REQUEST → Without the pictures, copy all the entries below exactly.

RECORD EXCERPTS →
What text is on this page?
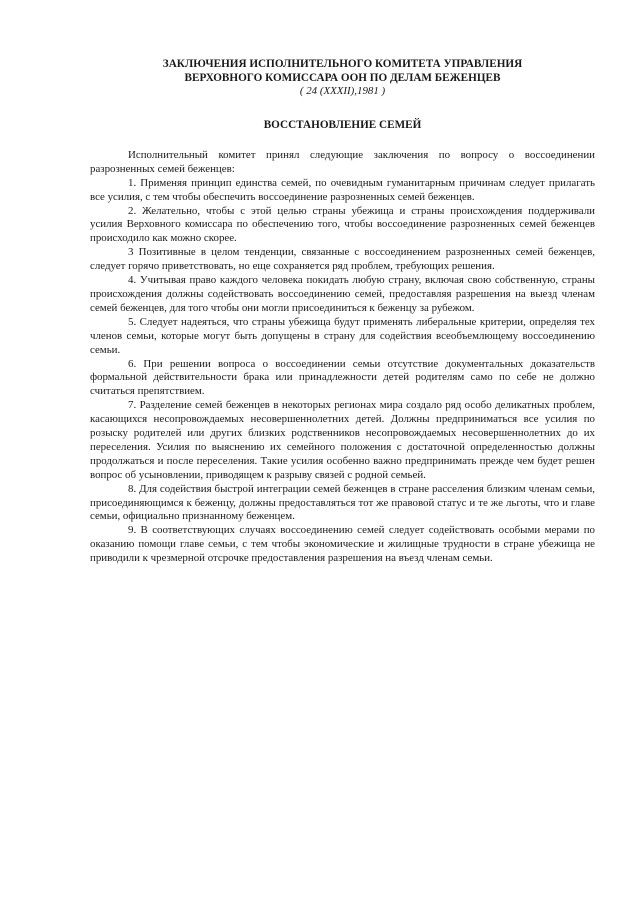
ЗАКЛЮЧЕНИЯ ИСПОЛНИТЕЛЬНОГО КОМИТЕТА УПРАВЛЕНИЯ

ВЕРХОВНОГО КОМИССАРА ООН ПО ДЕЛАМ БЕЖЕНЦЕВ

( 24 (XXXII),1981 )

ВОССТАНОВЛЕНИЕ СЕМЕЙ

Исполнительный комитет принял следующие заключения по вопросу о воссоединении разрозненных семей беженцев:

1. Применяя принцип единства семей, по очевидным гуманитарным причинам следует прилагать все усилия, с тем чтобы обеспечить воссоединение разрозненных семей беженцев.

2. Желательно, чтобы с этой целью страны убежища и страны происхождения поддерживали усилия Верховного комиссара по обеспечению того, чтобы воссоединение разрозненных семей беженцев происходило как можно скорее.

3 Позитивные в целом тенденции, связанные с воссоединением разрозненных семей беженцев, следует горячо приветствовать, но еще сохраняется ряд проблем, требующих решения.

4. Учитывая право каждого человека покидать любую страну, включая свою собственную, страны происхождения должны содействовать воссоединению семей, предоставляя разрешения на выезд членам семей беженцев, для того чтобы они могли присоединиться к беженцу за рубежом.

5. Следует надеяться, что страны убежища будут применять либеральные критерии, определяя тех членов семьи, которые могут быть допущены в страну для содействия всеобъемлющему воссоединению семьи.

6. При решении вопроса о воссоединении семьи отсутствие документальных доказательств формальной действительности брака или принадлежности детей родителям само по себе не должно считаться препятствием.

7. Разделение семей беженцев в некоторых регионах мира создало ряд особо деликатных проблем, касающихся несопровождаемых несовершеннолетних детей. Должны предприниматься все усилия по розыску родителей или других близких родственников несопровождаемых несовершеннолетних до их переселения. Усилия по выяснению их семейного положения с достаточной определенностью должны продолжаться и после переселения. Такие усилия особенно важно предпринимать прежде чем будет решен вопрос об усыновлении, приводящем к разрыву связей с родной семьей.

8. Для содействия быстрой интеграции семей беженцев в стране расселения близким членам семьи, присоединяющимся к беженцу, должны предоставляться тот же правовой статус и те же льготы, что и главе семьи, официально признанному беженцем.

9. В соответствующих случаях воссоединению семей следует содействовать особыми мерами по оказанию помощи главе семьи, с тем чтобы экономические и жилищные трудности в стране убежища не приводили к чрезмерной отсрочке предоставления разрешения на въезд членам семьи.
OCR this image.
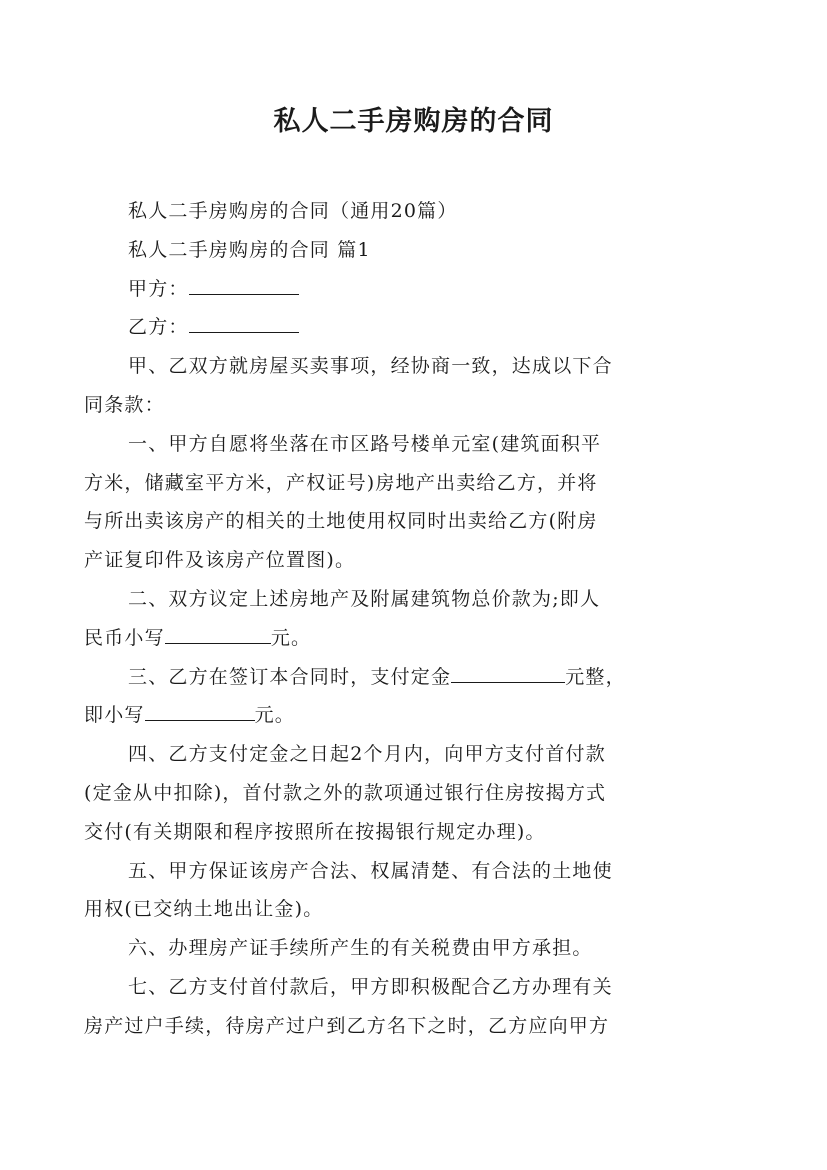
私人二手房购房的合同
私人二手房购房的合同（通用20篇）
私人二手房购房的合同 篇1
甲方：
乙方：
甲、乙双方就房屋买卖事项，经协商一致，达成以下合
同条款：
一、甲方自愿将坐落在市区路号楼单元室(建筑面积平
方米，储藏室平方米，产权证号)房地产出卖给乙方，并将
与所出卖该房产的相关的土地使用权同时出卖给乙方(附房
产证复印件及该房产位置图)。
二、双方议定上述房地产及附属建筑物总价款为;即人
民币小写	元。
三、乙方在签订本合同时，支付定金	元整，
即小写	元。
四、乙方支付定金之日起2个月内，向甲方支付首付款
(定金从中扣除)，首付款之外的款项通过银行住房按揭方式
交付(有关期限和程序按照所在按揭银行规定办理)。
五、甲方保证该房产合法、权属清楚、有合法的土地使
用权(已交纳土地出让金)。
六、办理房产证手续所产生的有关税费由甲方承担。
七、乙方支付首付款后，甲方即积极配合乙方办理有关
房产过户手续，待房产过户到乙方名下之时，乙方应向甲方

EXPECTED ANSWER →
What text is on this page?
ЗАКЛЮЧЕНИЯ ИСПОЛНИТЕЛЬНОГО КОМИТЕТА УПРАВЛЕНИЯ

ВЕРХОВНОГО КОМИССАРА ООН ПО ДЕЛАМ БЕЖЕНЦЕВ

( 24 (XXXII),1981 )

ВОССТАНОВЛЕНИЕ СЕМЕЙ

Исполнительный комитет принял следующие заключения по вопросу о воссоединении разрозненных семей беженцев:

1. Применяя принцип единства семей, по очевидным гуманитарным причинам следует прилагать все усилия, с тем чтобы обеспечить воссоединение разрозненных семей беженцев.

2. Желательно, чтобы с этой целью страны убежища и страны происхождения поддерживали усилия Верховного комиссара по обеспечению того, чтобы воссоединение разрозненных семей беженцев происходило как можно скорее.

3 Позитивные в целом тенденции, связанные с воссоединением разрозненных семей беженцев, следует горячо приветствовать, но еще сохраняется ряд проблем, требующих решения.

4. Учитывая право каждого человека покидать любую страну, включая свою собственную, страны происхождения должны содействовать воссоединению семей, предоставляя разрешения на выезд членам семей беженцев, для того чтобы они могли присоединиться к беженцу за рубежом.

5. Следует надеяться, что страны убежища будут применять либеральные критерии, определяя тех членов семьи, которые могут быть допущены в страну для содействия всеобъемлющему воссоединению семьи.

6. При решении вопроса о воссоединении семьи отсутствие документальных доказательств формальной действительности брака или принадлежности детей родителям само по себе не должно считаться препятствием.

7. Разделение семей беженцев в некоторых регионах мира создало ряд особо деликатных проблем, касающихся несопровождаемых несовершеннолетних детей. Должны предприниматься все усилия по розыску родителей или других близких родственников несопровождаемых несовершеннолетних до их переселения. Усилия по выяснению их семейного положения с достаточной определенностью должны продолжаться и после переселения. Такие усилия особенно важно предпринимать прежде чем будет решен вопрос об усыновлении, приводящем к разрыву связей с родной семьей.

8. Для содействия быстрой интеграции семей беженцев в стране расселения близким членам семьи, присоединяющимся к беженцу, должны предоставляться тот же правовой статус и те же льготы, что и главе семьи, официально признанному беженцем.

9. В соответствующих случаях воссоединению семей следует содействовать особыми мерами по оказанию помощи главе семьи, с тем чтобы экономические и жилищные трудности в стране убежища не приводили к чрезмерной отсрочке предоставления разрешения на въезд членам семьи.
OCR this image.
私人二手房购房的合同
私人二手房购房的合同（通用20篇）
私人二手房购房的合同 篇1
甲方：
乙方：
甲、乙双方就房屋买卖事项，经协商一致，达成以下合
同条款：
一、甲方自愿将坐落在市区路号楼单元室(建筑面积平
方米，储藏室平方米，产权证号)房地产出卖给乙方，并将
与所出卖该房产的相关的土地使用权同时出卖给乙方(附房
产证复印件及该房产位置图)。
二、双方议定上述房地产及附属建筑物总价款为;即人
民币小写	元。
三、乙方在签订本合同时，支付定金	元整，
即小写	元。
四、乙方支付定金之日起2个月内，向甲方支付首付款
(定金从中扣除)，首付款之外的款项通过银行住房按揭方式
交付(有关期限和程序按照所在按揭银行规定办理)。
五、甲方保证该房产合法、权属清楚、有合法的土地使
用权(已交纳土地出让金)。
六、办理房产证手续所产生的有关税费由甲方承担。
七、乙方支付首付款后，甲方即积极配合乙方办理有关
房产过户手续，待房产过户到乙方名下之时，乙方应向甲方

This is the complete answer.